== What needs to be done ==
Count the lines containing "Radiology" in the entries underneath, and state that count without anything else.

== Records from a data source ==
━━━━━━

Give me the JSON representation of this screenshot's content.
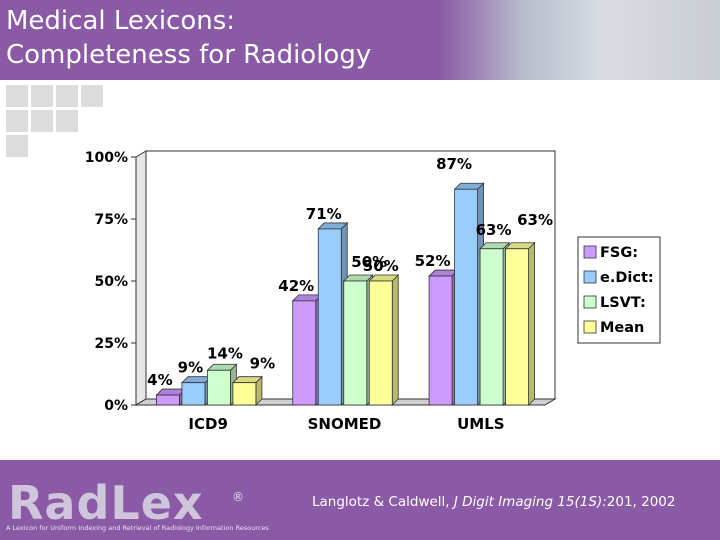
{
  "title": {
    "line1": "Medical Lexicons:",
    "line2": "Completeness for Radiology"
  },
  "chart_data": {
    "type": "bar",
    "categories": [
      "ICD9",
      "SNOMED",
      "UMLS"
    ],
    "series": [
      {
        "name": "FSG:",
        "values": [
          4,
          42,
          52
        ],
        "color": "#cc99ff",
        "labels": [
          "4%",
          "42%",
          "52%"
        ]
      },
      {
        "name": "e.Dict:",
        "values": [
          9,
          71,
          87
        ],
        "color": "#99ccff",
        "labels": [
          "9%",
          "71%",
          "87%"
        ]
      },
      {
        "name": "LSVT:",
        "values": [
          14,
          50,
          63
        ],
        "color": "#ccffcc",
        "labels": [
          "14%",
          "50%",
          "63%"
        ]
      },
      {
        "name": "Mean",
        "values": [
          9,
          50,
          63
        ],
        "color": "#ffff99",
        "labels": [
          "9%",
          "50%",
          "63%"
        ]
      }
    ],
    "yticks": [
      "0%",
      "25%",
      "50%",
      "75%",
      "100%"
    ],
    "ylim": [
      0,
      100
    ],
    "grid": false,
    "legend": "right"
  },
  "footer": {
    "logo": "RadLex",
    "logo_mark": "®",
    "tagline": "A Lexicon for Uniform Indexing and Retrieval of Radiology Information Resources",
    "citation_authors": "Langlotz & Caldwell, ",
    "citation_journal": "J Digit Imaging 15(1S):",
    "citation_rest": "201, 2002"
  },
  "colors": {
    "header": "#8a5aa6",
    "footer": "#8a5aa6"
  }
}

━━━━━━

== The reply ==
2